Records from a data collection

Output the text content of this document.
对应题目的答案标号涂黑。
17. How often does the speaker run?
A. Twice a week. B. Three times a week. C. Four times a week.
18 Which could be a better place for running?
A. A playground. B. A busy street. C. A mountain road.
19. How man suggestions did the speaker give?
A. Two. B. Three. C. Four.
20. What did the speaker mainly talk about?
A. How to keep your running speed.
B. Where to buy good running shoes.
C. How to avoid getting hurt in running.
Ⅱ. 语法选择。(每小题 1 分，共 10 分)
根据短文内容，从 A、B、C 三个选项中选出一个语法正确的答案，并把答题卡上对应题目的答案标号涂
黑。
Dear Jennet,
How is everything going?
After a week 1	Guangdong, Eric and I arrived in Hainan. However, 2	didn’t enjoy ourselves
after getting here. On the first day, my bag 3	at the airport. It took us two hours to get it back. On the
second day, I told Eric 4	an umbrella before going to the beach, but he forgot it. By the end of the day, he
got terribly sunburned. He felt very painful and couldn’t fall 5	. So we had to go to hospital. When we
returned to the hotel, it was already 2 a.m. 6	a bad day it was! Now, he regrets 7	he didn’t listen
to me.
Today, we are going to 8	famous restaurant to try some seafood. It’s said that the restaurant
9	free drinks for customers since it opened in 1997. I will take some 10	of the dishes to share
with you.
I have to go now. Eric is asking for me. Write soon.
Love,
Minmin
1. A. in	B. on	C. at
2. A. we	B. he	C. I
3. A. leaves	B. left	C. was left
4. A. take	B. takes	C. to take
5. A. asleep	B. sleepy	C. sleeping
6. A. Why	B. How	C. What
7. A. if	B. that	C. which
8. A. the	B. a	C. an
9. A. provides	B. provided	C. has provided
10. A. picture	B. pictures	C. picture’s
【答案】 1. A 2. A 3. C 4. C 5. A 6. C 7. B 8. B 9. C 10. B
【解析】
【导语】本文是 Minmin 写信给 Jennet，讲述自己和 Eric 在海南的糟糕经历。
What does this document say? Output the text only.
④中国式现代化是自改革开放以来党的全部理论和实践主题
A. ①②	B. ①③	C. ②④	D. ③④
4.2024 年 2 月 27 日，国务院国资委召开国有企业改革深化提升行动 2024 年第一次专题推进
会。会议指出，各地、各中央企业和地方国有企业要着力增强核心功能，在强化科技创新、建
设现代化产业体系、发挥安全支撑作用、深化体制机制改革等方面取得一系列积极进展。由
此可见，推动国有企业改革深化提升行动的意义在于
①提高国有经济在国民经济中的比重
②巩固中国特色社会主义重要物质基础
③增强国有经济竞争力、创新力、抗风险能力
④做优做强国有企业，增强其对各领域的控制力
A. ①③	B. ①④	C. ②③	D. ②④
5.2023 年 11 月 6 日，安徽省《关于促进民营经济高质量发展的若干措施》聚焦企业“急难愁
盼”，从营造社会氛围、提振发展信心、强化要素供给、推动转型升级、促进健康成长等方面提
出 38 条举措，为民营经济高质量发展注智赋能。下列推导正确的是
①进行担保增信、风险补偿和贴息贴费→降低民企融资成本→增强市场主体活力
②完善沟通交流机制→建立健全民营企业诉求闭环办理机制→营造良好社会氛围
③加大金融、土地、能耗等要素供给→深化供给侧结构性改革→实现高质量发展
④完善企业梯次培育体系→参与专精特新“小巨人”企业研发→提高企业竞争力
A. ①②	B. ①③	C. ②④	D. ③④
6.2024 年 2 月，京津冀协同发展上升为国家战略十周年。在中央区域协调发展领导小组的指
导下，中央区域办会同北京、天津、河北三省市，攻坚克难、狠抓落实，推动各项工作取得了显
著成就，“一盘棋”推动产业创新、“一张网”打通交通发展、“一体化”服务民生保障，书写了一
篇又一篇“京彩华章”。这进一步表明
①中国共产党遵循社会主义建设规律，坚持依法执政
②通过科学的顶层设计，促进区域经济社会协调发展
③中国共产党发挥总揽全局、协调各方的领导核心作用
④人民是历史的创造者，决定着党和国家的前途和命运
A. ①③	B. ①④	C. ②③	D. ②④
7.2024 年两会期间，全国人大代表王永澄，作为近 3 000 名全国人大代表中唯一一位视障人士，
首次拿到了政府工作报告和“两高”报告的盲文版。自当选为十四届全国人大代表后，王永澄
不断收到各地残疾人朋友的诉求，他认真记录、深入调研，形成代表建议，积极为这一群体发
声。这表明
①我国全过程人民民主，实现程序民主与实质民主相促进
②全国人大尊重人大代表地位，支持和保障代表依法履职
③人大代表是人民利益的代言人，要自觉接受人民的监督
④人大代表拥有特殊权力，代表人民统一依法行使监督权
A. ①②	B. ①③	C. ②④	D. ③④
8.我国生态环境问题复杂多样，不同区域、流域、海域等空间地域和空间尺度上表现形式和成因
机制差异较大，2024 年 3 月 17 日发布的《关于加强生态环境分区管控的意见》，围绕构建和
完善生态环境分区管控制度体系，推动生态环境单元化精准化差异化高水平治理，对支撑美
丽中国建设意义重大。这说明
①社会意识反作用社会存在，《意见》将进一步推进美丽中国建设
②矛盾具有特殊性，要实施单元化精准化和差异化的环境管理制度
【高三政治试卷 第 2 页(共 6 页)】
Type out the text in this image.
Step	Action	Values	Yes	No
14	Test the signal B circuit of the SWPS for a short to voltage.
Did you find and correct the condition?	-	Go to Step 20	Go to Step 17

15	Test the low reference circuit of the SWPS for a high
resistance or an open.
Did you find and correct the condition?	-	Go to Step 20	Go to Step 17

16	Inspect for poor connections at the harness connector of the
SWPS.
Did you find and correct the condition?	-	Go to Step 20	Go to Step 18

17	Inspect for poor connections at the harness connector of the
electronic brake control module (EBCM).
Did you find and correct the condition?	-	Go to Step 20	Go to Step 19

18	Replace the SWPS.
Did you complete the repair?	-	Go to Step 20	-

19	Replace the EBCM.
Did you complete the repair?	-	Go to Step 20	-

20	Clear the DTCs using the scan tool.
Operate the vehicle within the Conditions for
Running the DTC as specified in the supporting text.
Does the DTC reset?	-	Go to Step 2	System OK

▸ **Given instruction**: Repeat the material above exactly.

▸ **Solved problem**:
Output the text content of this document.
对应题目的答案标号涂黑。
17. How often does the speaker run?
A. Twice a week. B. Three times a week. C. Four times a week.
18 Which could be a better place for running?
A. A playground. B. A busy street. C. A mountain road.
19. How man suggestions did the speaker give?
A. Two. B. Three. C. Four.
20. What did the speaker mainly talk about?
A. How to keep your running speed.
B. Where to buy good running shoes.
C. How to avoid getting hurt in running.
Ⅱ. 语法选择。(每小题 1 分，共 10 分)
根据短文内容，从 A、B、C 三个选项中选出一个语法正确的答案，并把答题卡上对应题目的答案标号涂
黑。
Dear Jennet,
How is everything going?
After a week 1	Guangdong, Eric and I arrived in Hainan. However, 2	didn’t enjoy ourselves
after getting here. On the first day, my bag 3	at the airport. It took us two hours to get it back. On the
second day, I told Eric 4	an umbrella before going to the beach, but he forgot it. By the end of the day, he
got terribly sunburned. He felt very painful and couldn’t fall 5	. So we had to go to hospital. When we
returned to the hotel, it was already 2 a.m. 6	a bad day it was! Now, he regrets 7	he didn’t listen
to me.
Today, we are going to 8	famous restaurant to try some seafood. It’s said that the restaurant
9	free drinks for customers since it opened in 1997. I will take some 10	of the dishes to share
with you.
I have to go now. Eric is asking for me. Write soon.
Love,
Minmin
1. A. in	B. on	C. at
2. A. we	B. he	C. I
3. A. leaves	B. left	C. was left
4. A. take	B. takes	C. to take
5. A. asleep	B. sleepy	C. sleeping
6. A. Why	B. How	C. What
7. A. if	B. that	C. which
8. A. the	B. a	C. an
9. A. provides	B. provided	C. has provided
10. A. picture	B. pictures	C. picture’s
【答案】 1. A 2. A 3. C 4. C 5. A 6. C 7. B 8. B 9. C 10. B
【解析】
【导语】本文是 Minmin 写信给 Jennet，讲述自己和 Eric 在海南的糟糕经历。
What does this document say? Output the text only.
④中国式现代化是自改革开放以来党的全部理论和实践主题
A. ①②	B. ①③	C. ②④	D. ③④
4.2024 年 2 月 27 日，国务院国资委召开国有企业改革深化提升行动 2024 年第一次专题推进
会。会议指出，各地、各中央企业和地方国有企业要着力增强核心功能，在强化科技创新、建
设现代化产业体系、发挥安全支撑作用、深化体制机制改革等方面取得一系列积极进展。由
此可见，推动国有企业改革深化提升行动的意义在于
①提高国有经济在国民经济中的比重
②巩固中国特色社会主义重要物质基础
③增强国有经济竞争力、创新力、抗风险能力
④做优做强国有企业，增强其对各领域的控制力
A. ①③	B. ①④	C. ②③	D. ②④
5.2023 年 11 月 6 日，安徽省《关于促进民营经济高质量发展的若干措施》聚焦企业“急难愁
盼”，从营造社会氛围、提振发展信心、强化要素供给、推动转型升级、促进健康成长等方面提
出 38 条举措，为民营经济高质量发展注智赋能。下列推导正确的是
①进行担保增信、风险补偿和贴息贴费→降低民企融资成本→增强市场主体活力
②完善沟通交流机制→建立健全民营企业诉求闭环办理机制→营造良好社会氛围
③加大金融、土地、能耗等要素供给→深化供给侧结构性改革→实现高质量发展
④完善企业梯次培育体系→参与专精特新“小巨人”企业研发→提高企业竞争力
A. ①②	B. ①③	C. ②④	D. ③④
6.2024 年 2 月，京津冀协同发展上升为国家战略十周年。在中央区域协调发展领导小组的指
导下，中央区域办会同北京、天津、河北三省市，攻坚克难、狠抓落实，推动各项工作取得了显
著成就，“一盘棋”推动产业创新、“一张网”打通交通发展、“一体化”服务民生保障，书写了一
篇又一篇“京彩华章”。这进一步表明
①中国共产党遵循社会主义建设规律，坚持依法执政
②通过科学的顶层设计，促进区域经济社会协调发展
③中国共产党发挥总揽全局、协调各方的领导核心作用
④人民是历史的创造者，决定着党和国家的前途和命运
A. ①③	B. ①④	C. ②③	D. ②④
7.2024 年两会期间，全国人大代表王永澄，作为近 3 000 名全国人大代表中唯一一位视障人士，
首次拿到了政府工作报告和“两高”报告的盲文版。自当选为十四届全国人大代表后，王永澄
不断收到各地残疾人朋友的诉求，他认真记录、深入调研，形成代表建议，积极为这一群体发
声。这表明
①我国全过程人民民主，实现程序民主与实质民主相促进
②全国人大尊重人大代表地位，支持和保障代表依法履职
③人大代表是人民利益的代言人，要自觉接受人民的监督
④人大代表拥有特殊权力，代表人民统一依法行使监督权
A. ①②	B. ①③	C. ②④	D. ③④
8.我国生态环境问题复杂多样，不同区域、流域、海域等空间地域和空间尺度上表现形式和成因
机制差异较大，2024 年 3 月 17 日发布的《关于加强生态环境分区管控的意见》，围绕构建和
完善生态环境分区管控制度体系，推动生态环境单元化精准化差异化高水平治理，对支撑美
丽中国建设意义重大。这说明
①社会意识反作用社会存在，《意见》将进一步推进美丽中国建设
②矛盾具有特殊性，要实施单元化精准化和差异化的环境管理制度
【高三政治试卷 第 2 页(共 6 页)】
Type out the text in this image.
Step	Action	Values	Yes	No
14	Test the signal B circuit of the SWPS for a short to voltage.
Did you find and correct the condition?	-	Go to Step 20	Go to Step 17

15	Test the low reference circuit of the SWPS for a high
resistance or an open.
Did you find and correct the condition?	-	Go to Step 20	Go to Step 17

16	Inspect for poor connections at the harness connector of the
SWPS.
Did you find and correct the condition?	-	Go to Step 20	Go to Step 18

17	Inspect for poor connections at the harness connector of the
electronic brake control module (EBCM).
Did you find and correct the condition?	-	Go to Step 20	Go to Step 19

18	Replace the SWPS.
Did you complete the repair?	-	Go to Step 20	-

19	Replace the EBCM.
Did you complete the repair?	-	Go to Step 20	-

20	Clear the DTCs using the scan tool.
Operate the vehicle within the Conditions for
Running the DTC as specified in the supporting text.
Does the DTC reset?	-	Go to Step 2	System OK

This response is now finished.